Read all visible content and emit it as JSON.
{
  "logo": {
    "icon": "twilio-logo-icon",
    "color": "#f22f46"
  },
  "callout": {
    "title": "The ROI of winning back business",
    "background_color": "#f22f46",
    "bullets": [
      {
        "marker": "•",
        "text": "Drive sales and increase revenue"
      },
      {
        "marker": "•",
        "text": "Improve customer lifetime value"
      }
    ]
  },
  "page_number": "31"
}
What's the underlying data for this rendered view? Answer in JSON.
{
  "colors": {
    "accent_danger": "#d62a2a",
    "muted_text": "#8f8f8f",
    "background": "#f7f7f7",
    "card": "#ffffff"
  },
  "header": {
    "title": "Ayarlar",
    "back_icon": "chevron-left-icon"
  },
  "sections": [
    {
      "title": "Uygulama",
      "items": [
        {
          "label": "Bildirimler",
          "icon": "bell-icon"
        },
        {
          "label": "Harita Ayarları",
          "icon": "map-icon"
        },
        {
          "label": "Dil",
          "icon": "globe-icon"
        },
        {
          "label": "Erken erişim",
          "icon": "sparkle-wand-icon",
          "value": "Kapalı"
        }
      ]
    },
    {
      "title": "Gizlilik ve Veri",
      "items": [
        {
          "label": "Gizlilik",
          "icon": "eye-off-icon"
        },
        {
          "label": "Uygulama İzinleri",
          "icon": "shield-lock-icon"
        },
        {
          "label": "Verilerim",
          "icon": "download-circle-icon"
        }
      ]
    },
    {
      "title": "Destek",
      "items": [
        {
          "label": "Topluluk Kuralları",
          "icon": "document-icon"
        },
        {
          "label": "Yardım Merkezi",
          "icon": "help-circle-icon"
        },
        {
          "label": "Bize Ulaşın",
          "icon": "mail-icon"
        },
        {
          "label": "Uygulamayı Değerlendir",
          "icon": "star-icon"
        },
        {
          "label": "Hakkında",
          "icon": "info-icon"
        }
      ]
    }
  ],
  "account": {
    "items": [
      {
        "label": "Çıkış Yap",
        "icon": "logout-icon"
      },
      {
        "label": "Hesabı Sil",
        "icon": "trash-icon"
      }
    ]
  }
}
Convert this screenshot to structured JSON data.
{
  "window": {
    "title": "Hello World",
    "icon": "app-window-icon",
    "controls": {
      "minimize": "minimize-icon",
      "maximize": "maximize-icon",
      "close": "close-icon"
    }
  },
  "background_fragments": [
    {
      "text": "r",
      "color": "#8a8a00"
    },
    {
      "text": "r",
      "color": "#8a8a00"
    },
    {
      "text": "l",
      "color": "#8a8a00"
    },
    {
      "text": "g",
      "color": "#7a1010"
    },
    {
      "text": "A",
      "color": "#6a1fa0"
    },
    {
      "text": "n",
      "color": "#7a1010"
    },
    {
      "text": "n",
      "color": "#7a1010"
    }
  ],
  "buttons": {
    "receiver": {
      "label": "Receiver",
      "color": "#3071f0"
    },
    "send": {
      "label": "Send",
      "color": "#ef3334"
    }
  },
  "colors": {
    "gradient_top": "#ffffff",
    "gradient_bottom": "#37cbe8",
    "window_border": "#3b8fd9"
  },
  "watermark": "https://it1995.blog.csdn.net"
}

Problem details
The answer is the number of lines in the preceding material that hold "circle"; write that number and nothing else.

Task response
2